* Aim
Write out all lines holding the word "비밀번호".

* Records excerpted from a collection
⟨

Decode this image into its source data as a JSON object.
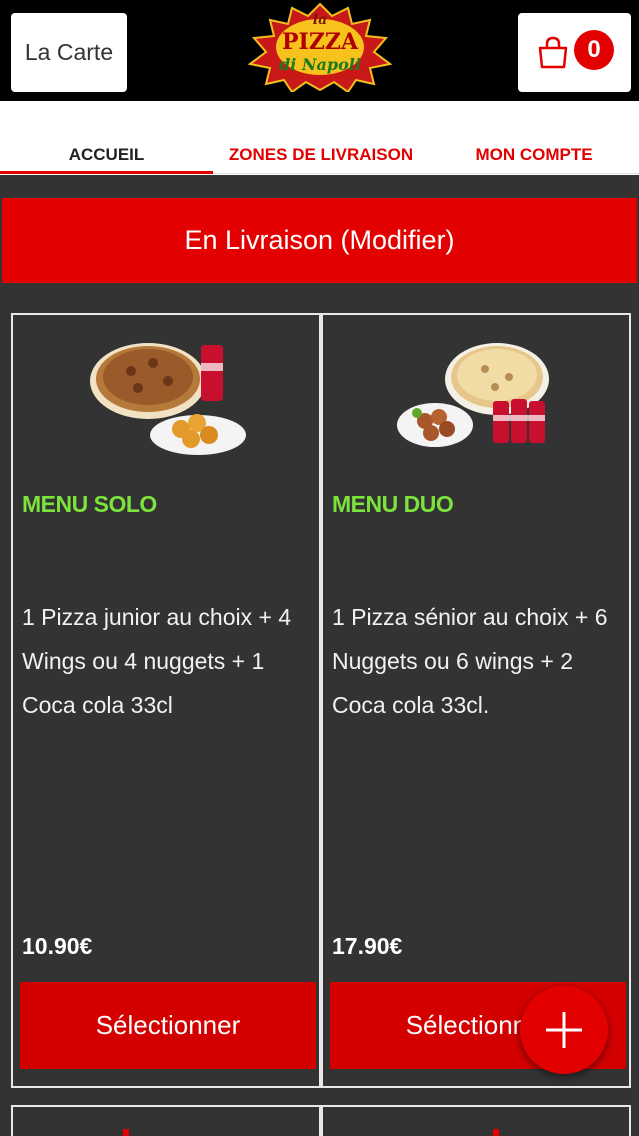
{
  "header": {
    "menu_button": "La Carte",
    "logo_alt": "La Pizza di Napoli",
    "cart_count": "0"
  },
  "tabs": [
    {
      "label": "ACCUEIL",
      "active": true
    },
    {
      "label": "ZONES DE LIVRAISON",
      "active": false
    },
    {
      "label": "MON COMPTE",
      "active": false
    }
  ],
  "delivery_banner": "En Livraison (Modifier)",
  "products": [
    {
      "title": "MENU SOLO",
      "description": "1 Pizza junior au choix  + 4 Wings ou 4 nuggets  + 1 Coca cola 33cl",
      "price": "10.90€",
      "button": "Sélectionner"
    },
    {
      "title": "MENU DUO",
      "description": "1 Pizza sénior au choix  + 6 Nuggets ou 6 wings  + 2 Coca cola 33cl.",
      "price": "17.90€",
      "button": "Sélectionner"
    }
  ],
  "colors": {
    "accent": "#e30000",
    "title_green": "#7be33b",
    "background_dark": "#333333"
  },
  "icons": [
    "shopping-bag-icon",
    "plus-icon"
  ]
}
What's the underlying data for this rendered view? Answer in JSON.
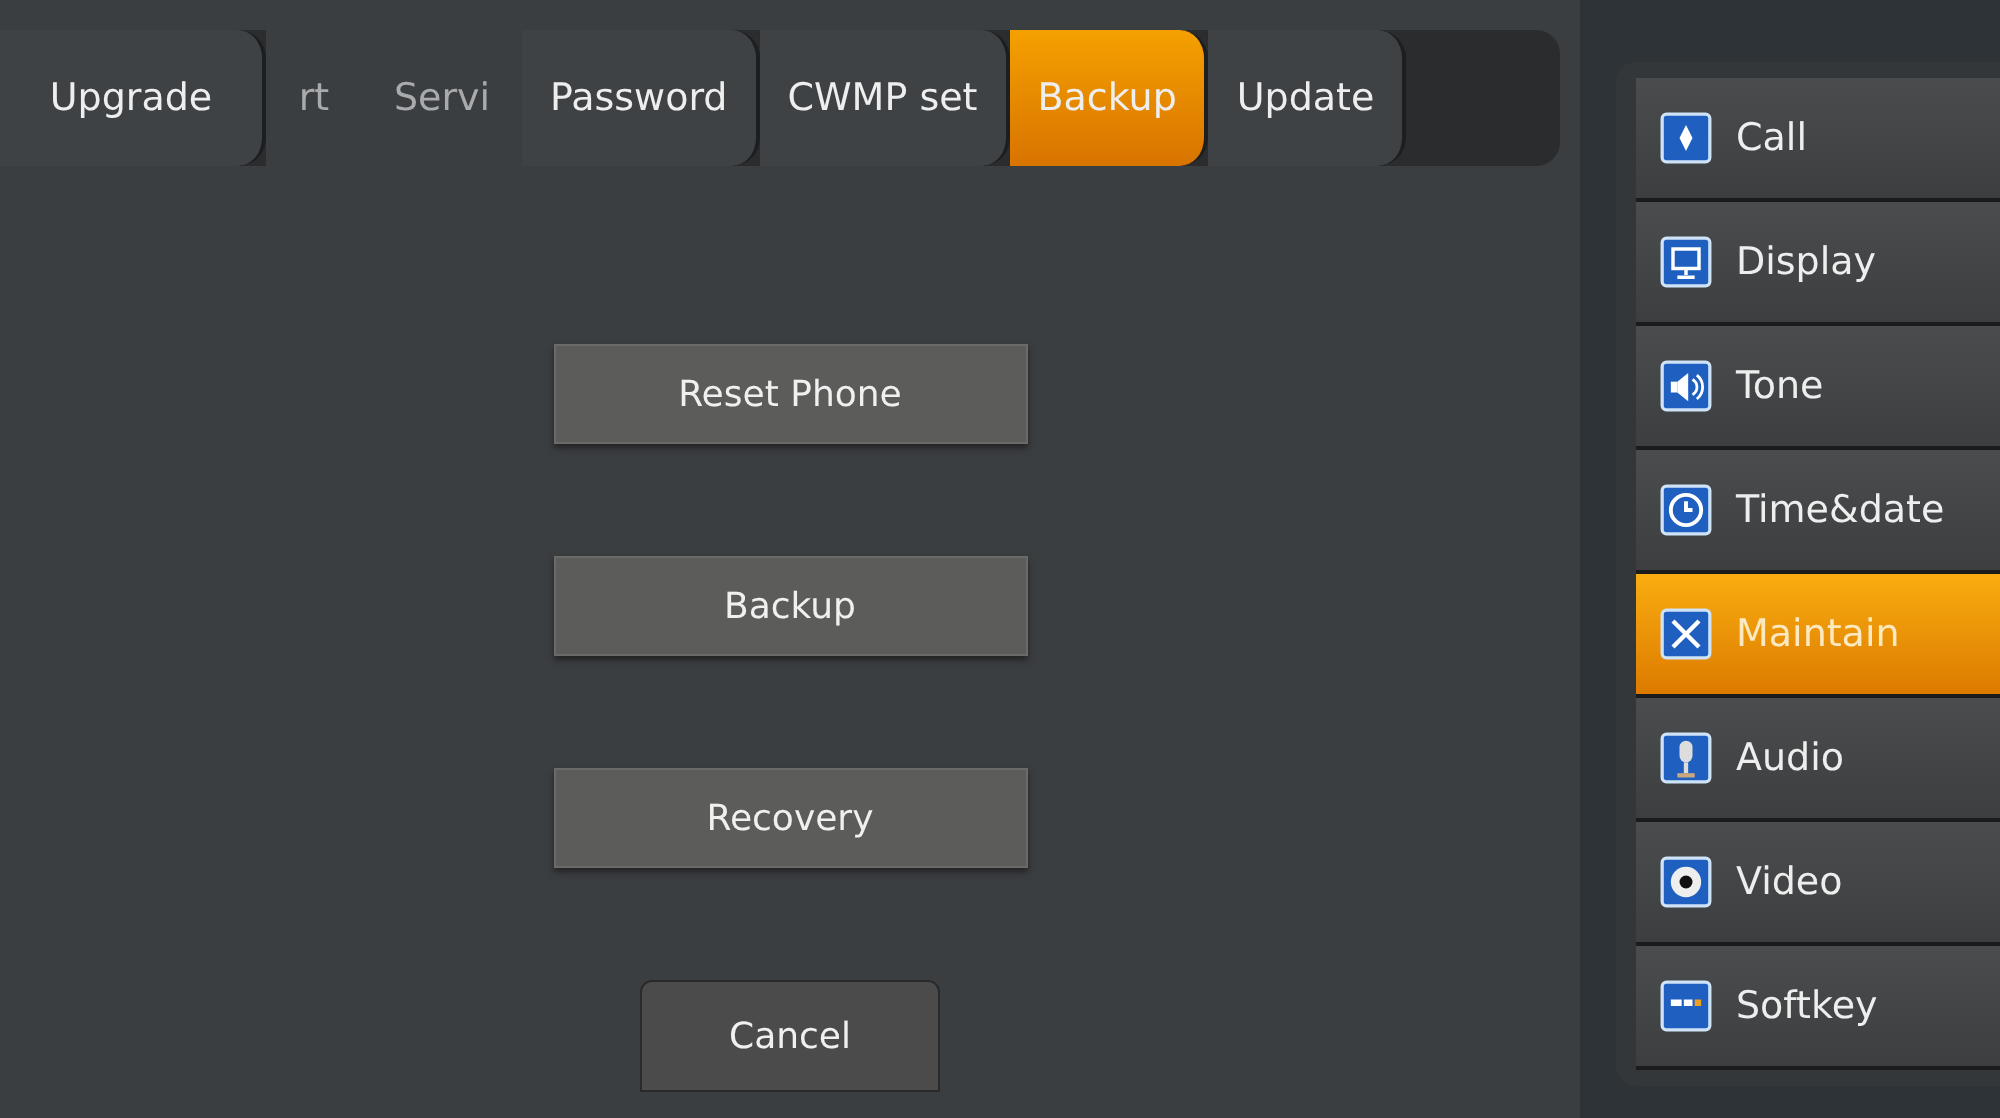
{
  "tabs": [
    {
      "label": "Upgrade",
      "selected": false,
      "kind": "full"
    },
    {
      "label": "rt",
      "selected": false,
      "kind": "partial"
    },
    {
      "label": "Servi",
      "selected": false,
      "kind": "partial"
    },
    {
      "label": "Password",
      "selected": false,
      "kind": "full"
    },
    {
      "label": "CWMP set",
      "selected": false,
      "kind": "full"
    },
    {
      "label": "Backup",
      "selected": true,
      "kind": "full"
    },
    {
      "label": "Update",
      "selected": false,
      "kind": "full"
    }
  ],
  "actions": [
    "Reset Phone",
    "Backup",
    "Recovery"
  ],
  "cancel": "Cancel",
  "menu": [
    {
      "label": "Call",
      "selected": false
    },
    {
      "label": "Display",
      "selected": false
    },
    {
      "label": "Tone",
      "selected": false
    },
    {
      "label": "Time&date",
      "selected": false
    },
    {
      "label": "Maintain",
      "selected": true
    },
    {
      "label": "Audio",
      "selected": false
    },
    {
      "label": "Video",
      "selected": false
    },
    {
      "label": "Softkey",
      "selected": false
    }
  ]
}
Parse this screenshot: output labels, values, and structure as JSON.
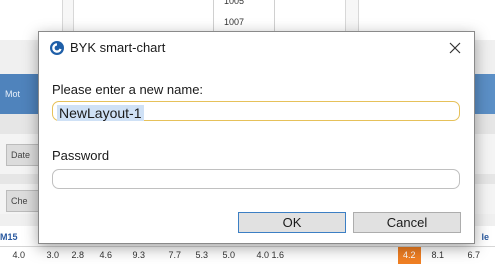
{
  "background": {
    "list_items": [
      "1005",
      "1007"
    ],
    "sidebar_label": "Mot",
    "buttons": [
      "Date",
      "Che"
    ],
    "table_header_left": "M15",
    "table_header_right": "le",
    "row_values": [
      "4.0",
      "3.0",
      "2.8",
      "4.6",
      "9.3",
      "7.7",
      "5.3",
      "5.0",
      "4.0",
      "1.6",
      "4.2",
      "8.1",
      "6.7"
    ],
    "highlight_color": "#f07f23"
  },
  "dialog": {
    "title": "BYK smart-chart",
    "app_icon": "byk-logo-icon",
    "close_icon": "close-icon",
    "name_label": "Please enter a new name:",
    "name_value": "NewLayout-1",
    "password_label": "Password",
    "password_value": "",
    "ok_label": "OK",
    "cancel_label": "Cancel"
  }
}
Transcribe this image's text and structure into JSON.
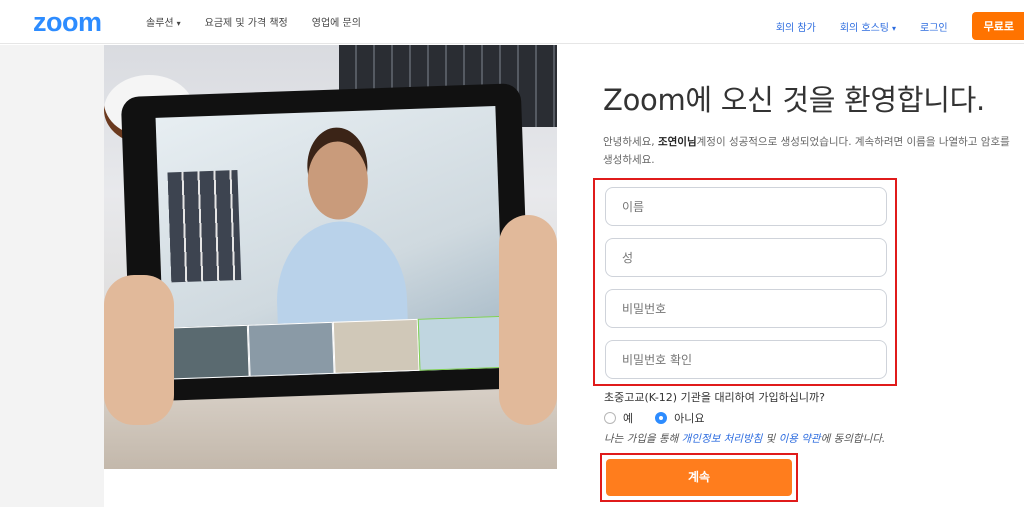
{
  "header": {
    "logo": "zoom",
    "nav": {
      "solutions": "솔루션",
      "pricing": "요금제 및 가격 책정",
      "contact_sales": "영업에 문의"
    },
    "right": {
      "join": "회의 참가",
      "host": "회의 호스팅",
      "signin": "로그인",
      "signup_free": "무료로"
    }
  },
  "form": {
    "title": "Zoom에 오신 것을 환영합니다.",
    "intro_prefix": "안녕하세요, ",
    "intro_account": "조연이님",
    "intro_suffix": "계정이 성공적으로 생성되었습니다. 계속하려면 이름을 나열하고 암호를 생성하세요.",
    "first_name_placeholder": "이름",
    "last_name_placeholder": "성",
    "password_placeholder": "비밀번호",
    "confirm_password_placeholder": "비밀번호 확인",
    "k12_question": "초중고교(K-12) 기관을 대리하여 가입하십니까?",
    "k12_yes": "예",
    "k12_no": "아니요",
    "k12_selected": "아니요",
    "agree_prefix": "나는 가입을 통해 ",
    "privacy_link": "개인정보 처리방침",
    "agree_and": " 및 ",
    "terms_link": "이용 약관",
    "agree_suffix": "에 동의합니다.",
    "continue_label": "계속"
  },
  "colors": {
    "brand_blue": "#2d8cff",
    "orange": "#ff7d1d",
    "highlight_red": "#e01b1b"
  }
}
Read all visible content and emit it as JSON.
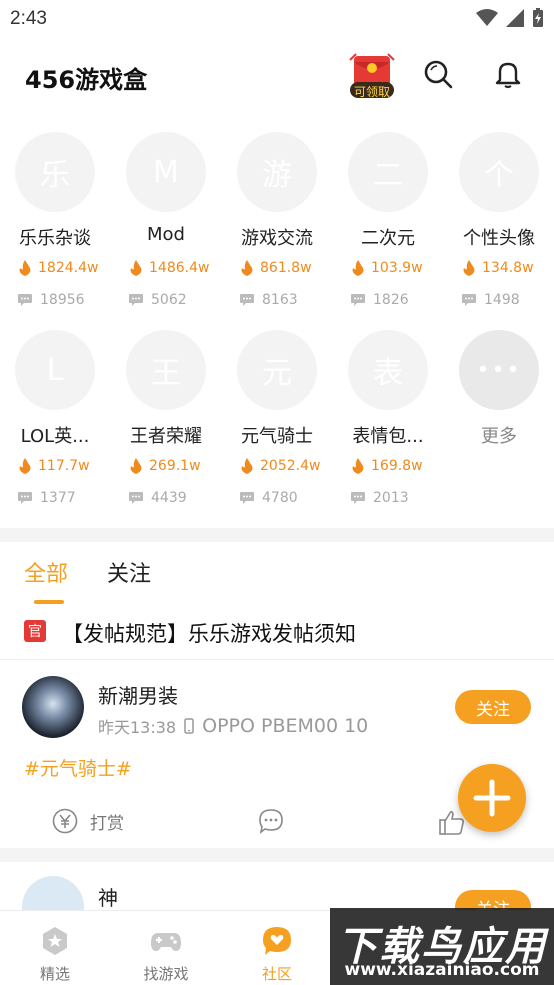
{
  "status_bar": {
    "time": "2:43"
  },
  "header": {
    "title": "456游戏盒",
    "redpacket_label": "可领取",
    "search_icon": "search-icon",
    "bell_icon": "bell-icon"
  },
  "forums": [
    {
      "avatar_char": "乐",
      "name": "乐乐杂谈",
      "heat": "1824.4w",
      "posts": "18956"
    },
    {
      "avatar_char": "M",
      "name": "Mod",
      "heat": "1486.4w",
      "posts": "5062"
    },
    {
      "avatar_char": "游",
      "name": "游戏交流",
      "heat": "861.8w",
      "posts": "8163"
    },
    {
      "avatar_char": "二",
      "name": "二次元",
      "heat": "103.9w",
      "posts": "1826"
    },
    {
      "avatar_char": "个",
      "name": "个性头像",
      "heat": "134.8w",
      "posts": "1498"
    },
    {
      "avatar_char": "L",
      "name": "LOL英...",
      "heat": "117.7w",
      "posts": "1377"
    },
    {
      "avatar_char": "王",
      "name": "王者荣耀",
      "heat": "269.1w",
      "posts": "4439"
    },
    {
      "avatar_char": "元",
      "name": "元气骑士",
      "heat": "2052.4w",
      "posts": "4780"
    },
    {
      "avatar_char": "表",
      "name": "表情包...",
      "heat": "169.8w",
      "posts": "2013"
    }
  ],
  "more": {
    "icon": "•••",
    "label": "更多"
  },
  "tabs": [
    {
      "label": "全部",
      "active": true
    },
    {
      "label": "关注",
      "active": false
    }
  ],
  "notice": {
    "badge": "官",
    "text": "【发帖规范】乐乐游戏发帖须知"
  },
  "post": {
    "author": "新潮男装",
    "time": "昨天13:38",
    "device": "OPPO PBEM00 10",
    "follow_label": "关注",
    "tag": "#元气骑士#",
    "reward_label": "打赏"
  },
  "post2": {
    "author": "神",
    "follow_label": "关注"
  },
  "bottom_nav": [
    {
      "label": "精选",
      "icon": "star-icon",
      "active": false
    },
    {
      "label": "找游戏",
      "icon": "gamepad-icon",
      "active": false
    },
    {
      "label": "社区",
      "icon": "chat-bubble-icon",
      "active": true
    }
  ],
  "watermark": {
    "main": "下载鸟应用",
    "sub": "www.xiazainiao.com"
  },
  "colors": {
    "accent": "#f5a020",
    "official": "#e53935",
    "heat": "#f08a1d"
  }
}
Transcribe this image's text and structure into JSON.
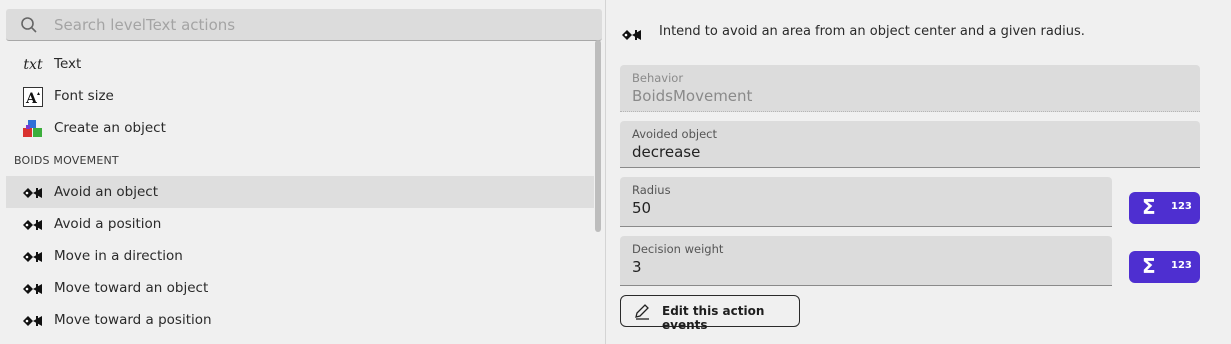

⟩

* Written response
    "password_placeholder": "비밀번호",
    "confirm_password_placeholder": "비밀번호 확인",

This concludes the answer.